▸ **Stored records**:
--*--
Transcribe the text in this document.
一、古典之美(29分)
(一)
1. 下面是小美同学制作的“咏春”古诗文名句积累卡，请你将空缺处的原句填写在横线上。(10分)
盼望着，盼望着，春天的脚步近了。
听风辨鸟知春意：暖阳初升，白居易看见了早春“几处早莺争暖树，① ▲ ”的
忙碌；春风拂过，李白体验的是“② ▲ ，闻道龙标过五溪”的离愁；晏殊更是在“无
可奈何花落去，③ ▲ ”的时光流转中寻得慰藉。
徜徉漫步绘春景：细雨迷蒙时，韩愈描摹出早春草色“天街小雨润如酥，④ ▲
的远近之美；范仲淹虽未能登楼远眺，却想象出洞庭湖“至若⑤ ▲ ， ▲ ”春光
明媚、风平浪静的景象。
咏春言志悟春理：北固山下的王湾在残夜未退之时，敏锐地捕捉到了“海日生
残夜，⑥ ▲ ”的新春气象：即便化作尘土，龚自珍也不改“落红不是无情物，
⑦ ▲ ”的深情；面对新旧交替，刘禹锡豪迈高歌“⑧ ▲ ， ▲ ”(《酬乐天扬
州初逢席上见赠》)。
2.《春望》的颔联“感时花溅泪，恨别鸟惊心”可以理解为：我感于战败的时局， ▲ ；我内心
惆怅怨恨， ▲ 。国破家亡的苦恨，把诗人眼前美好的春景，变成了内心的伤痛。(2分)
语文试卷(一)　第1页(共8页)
--*--
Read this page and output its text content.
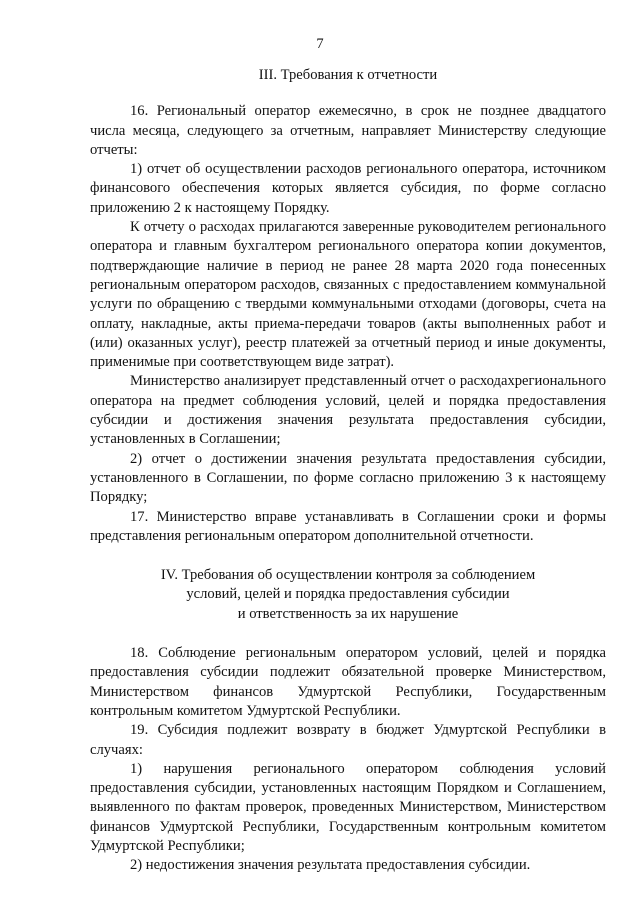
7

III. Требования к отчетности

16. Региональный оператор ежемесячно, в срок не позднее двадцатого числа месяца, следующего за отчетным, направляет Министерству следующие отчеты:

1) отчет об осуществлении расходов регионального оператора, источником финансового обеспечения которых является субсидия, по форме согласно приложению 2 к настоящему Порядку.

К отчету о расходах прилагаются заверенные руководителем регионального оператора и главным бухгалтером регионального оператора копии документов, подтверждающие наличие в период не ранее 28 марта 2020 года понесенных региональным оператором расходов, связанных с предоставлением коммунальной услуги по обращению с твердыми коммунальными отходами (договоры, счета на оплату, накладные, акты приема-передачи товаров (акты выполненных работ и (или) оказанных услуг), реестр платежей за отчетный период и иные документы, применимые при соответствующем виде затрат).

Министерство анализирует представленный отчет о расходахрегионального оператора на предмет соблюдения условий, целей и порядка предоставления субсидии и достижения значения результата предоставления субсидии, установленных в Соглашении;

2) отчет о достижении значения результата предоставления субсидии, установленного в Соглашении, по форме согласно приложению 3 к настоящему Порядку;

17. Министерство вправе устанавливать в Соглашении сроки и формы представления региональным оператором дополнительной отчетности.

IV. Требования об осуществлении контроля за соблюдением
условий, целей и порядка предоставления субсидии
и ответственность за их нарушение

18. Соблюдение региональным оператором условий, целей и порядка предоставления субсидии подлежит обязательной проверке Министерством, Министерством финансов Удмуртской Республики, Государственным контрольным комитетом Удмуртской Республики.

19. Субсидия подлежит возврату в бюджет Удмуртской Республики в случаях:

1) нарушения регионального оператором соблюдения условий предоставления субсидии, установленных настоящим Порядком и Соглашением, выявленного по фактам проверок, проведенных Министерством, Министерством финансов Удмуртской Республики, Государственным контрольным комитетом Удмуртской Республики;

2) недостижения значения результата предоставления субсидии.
--*--
▸ **STATED PROBLEM**: Find all lines with "Республики" in them and copy each one.

▸ **THE RESULT**:
18. Соблюдение региональным оператором условий, целей и порядка предоставления субсидии подлежит обязательной проверке Министерством, Министерством финансов Удмуртской Республики, Государственным контрольным комитетом Удмуртской Республики.
19. Субсидия подлежит возврату в бюджет Удмуртской Республики в случаях:
1) нарушения регионального оператором соблюдения условий предоставления субсидии, установленных настоящим Порядком и Соглашением, выявленного по фактам проверок, проведенных Министерством, Министерством финансов Удмуртской Республики, Государственным контрольным комитетом Удмуртской Республики;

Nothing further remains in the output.